_Given task:_
Extract the full set of records, then give each one again exactly.

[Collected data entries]
============

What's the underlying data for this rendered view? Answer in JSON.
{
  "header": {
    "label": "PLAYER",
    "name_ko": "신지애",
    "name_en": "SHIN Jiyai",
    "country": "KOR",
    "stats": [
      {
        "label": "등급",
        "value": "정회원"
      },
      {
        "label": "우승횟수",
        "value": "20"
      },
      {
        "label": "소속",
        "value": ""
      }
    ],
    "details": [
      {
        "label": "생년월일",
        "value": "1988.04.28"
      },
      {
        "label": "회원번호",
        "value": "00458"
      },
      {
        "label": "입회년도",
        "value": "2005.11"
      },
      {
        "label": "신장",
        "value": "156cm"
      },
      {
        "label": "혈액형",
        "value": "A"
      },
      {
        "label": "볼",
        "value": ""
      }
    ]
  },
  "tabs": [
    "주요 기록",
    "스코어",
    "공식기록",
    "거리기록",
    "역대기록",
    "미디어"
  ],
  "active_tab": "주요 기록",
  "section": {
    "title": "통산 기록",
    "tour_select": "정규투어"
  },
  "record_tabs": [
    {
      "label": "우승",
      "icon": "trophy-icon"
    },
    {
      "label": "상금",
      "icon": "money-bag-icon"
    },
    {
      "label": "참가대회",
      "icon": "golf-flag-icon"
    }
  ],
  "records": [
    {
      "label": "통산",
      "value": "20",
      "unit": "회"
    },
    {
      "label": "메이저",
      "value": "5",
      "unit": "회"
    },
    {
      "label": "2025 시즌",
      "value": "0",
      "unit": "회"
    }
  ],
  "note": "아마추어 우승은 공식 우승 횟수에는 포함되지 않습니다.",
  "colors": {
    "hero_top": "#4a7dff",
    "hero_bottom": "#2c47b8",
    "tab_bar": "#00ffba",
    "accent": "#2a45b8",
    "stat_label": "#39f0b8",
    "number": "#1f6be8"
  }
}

============

_Output of the exercise:_
What's the underlying data for this rendered view? Answer in JSON.
{
  "header": {
    "label": "PLAYER",
    "name_ko": "신지애",
    "name_en": "SHIN Jiyai",
    "country": "KOR",
    "stats": [
      {
        "label": "등급",
        "value": "정회원"
      },
      {
        "label": "우승횟수",
        "value": "20"
      },
      {
        "label": "소속",
        "value": ""
      }
    ],
    "details": [
      {
        "label": "생년월일",
        "value": "1988.04.28"
      },
      {
        "label": "회원번호",
        "value": "00458"
      },
      {
        "label": "입회년도",
        "value": "2005.11"
      },
      {
        "label": "신장",
        "value": "156cm"
      },
      {
        "label": "혈액형",
        "value": "A"
      },
      {
        "label": "볼",
        "value": ""
      }
    ]
  },
  "tabs": [
    "주요 기록",
    "스코어",
    "공식기록",
    "거리기록",
    "역대기록",
    "미디어"
  ],
  "active_tab": "주요 기록",
  "section": {
    "title": "통산 기록",
    "tour_select": "정규투어"
  },
  "record_tabs": [
    {
      "label": "우승",
      "icon": "trophy-icon"
    },
    {
      "label": "상금",
      "icon": "money-bag-icon"
    },
    {
      "label": "참가대회",
      "icon": "golf-flag-icon"
    }
  ],
  "records": [
    {
      "label": "통산",
      "value": "20",
      "unit": "회"
    },
    {
      "label": "메이저",
      "value": "5",
      "unit": "회"
    },
    {
      "label": "2025 시즌",
      "value": "0",
      "unit": "회"
    }
  ],
  "note": "아마추어 우승은 공식 우승 횟수에는 포함되지 않습니다.",
  "colors": {
    "hero_top": "#4a7dff",
    "hero_bottom": "#2c47b8",
    "tab_bar": "#00ffba",
    "accent": "#2a45b8",
    "stat_label": "#39f0b8",
    "number": "#1f6be8"
  }
}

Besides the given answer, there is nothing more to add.